• GIVEN TASK:
Collect every line below that contains the word "image".

• SOURCE MATERIAL:
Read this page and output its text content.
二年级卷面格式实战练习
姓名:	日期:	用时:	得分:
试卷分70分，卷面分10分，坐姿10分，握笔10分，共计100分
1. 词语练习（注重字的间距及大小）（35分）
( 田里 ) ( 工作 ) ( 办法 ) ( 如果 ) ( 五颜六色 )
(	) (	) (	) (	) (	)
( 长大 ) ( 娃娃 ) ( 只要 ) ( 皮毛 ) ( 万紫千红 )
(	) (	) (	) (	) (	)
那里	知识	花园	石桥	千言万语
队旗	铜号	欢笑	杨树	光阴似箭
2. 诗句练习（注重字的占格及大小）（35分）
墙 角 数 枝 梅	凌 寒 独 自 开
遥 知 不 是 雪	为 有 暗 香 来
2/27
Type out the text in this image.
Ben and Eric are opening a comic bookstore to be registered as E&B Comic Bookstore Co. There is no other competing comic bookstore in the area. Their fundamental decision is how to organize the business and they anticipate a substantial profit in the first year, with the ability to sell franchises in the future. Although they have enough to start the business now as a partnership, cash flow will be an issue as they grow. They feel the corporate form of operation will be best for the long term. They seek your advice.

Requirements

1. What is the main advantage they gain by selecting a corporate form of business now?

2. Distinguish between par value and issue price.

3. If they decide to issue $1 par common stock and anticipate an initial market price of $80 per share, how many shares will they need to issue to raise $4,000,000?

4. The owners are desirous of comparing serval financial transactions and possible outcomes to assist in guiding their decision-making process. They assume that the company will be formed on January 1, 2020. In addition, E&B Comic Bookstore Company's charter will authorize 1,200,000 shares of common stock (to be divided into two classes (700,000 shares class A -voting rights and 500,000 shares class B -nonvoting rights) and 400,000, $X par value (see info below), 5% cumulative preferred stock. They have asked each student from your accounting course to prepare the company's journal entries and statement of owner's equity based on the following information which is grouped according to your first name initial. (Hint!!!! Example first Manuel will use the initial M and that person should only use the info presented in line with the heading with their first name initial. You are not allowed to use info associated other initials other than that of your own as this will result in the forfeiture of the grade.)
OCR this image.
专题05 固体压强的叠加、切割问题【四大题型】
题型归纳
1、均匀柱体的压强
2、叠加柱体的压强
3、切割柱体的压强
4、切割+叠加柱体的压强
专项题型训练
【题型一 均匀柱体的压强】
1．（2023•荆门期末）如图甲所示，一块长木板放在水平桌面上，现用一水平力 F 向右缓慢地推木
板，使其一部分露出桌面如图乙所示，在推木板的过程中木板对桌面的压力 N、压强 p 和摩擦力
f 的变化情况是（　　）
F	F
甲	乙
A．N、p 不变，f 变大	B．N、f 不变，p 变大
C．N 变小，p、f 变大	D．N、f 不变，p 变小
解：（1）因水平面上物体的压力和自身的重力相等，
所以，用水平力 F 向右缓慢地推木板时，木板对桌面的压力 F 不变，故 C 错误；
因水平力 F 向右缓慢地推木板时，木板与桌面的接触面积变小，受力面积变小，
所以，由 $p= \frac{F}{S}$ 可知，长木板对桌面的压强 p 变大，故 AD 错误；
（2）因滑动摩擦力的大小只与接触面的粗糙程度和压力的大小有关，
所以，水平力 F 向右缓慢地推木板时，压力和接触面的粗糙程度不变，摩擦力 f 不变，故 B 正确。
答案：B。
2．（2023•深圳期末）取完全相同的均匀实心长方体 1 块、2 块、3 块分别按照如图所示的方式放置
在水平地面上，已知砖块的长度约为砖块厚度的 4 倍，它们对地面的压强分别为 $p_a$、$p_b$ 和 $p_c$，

• SOLUTION TO THIS EXERCISE:
Type out the text in this image.
OCR this image.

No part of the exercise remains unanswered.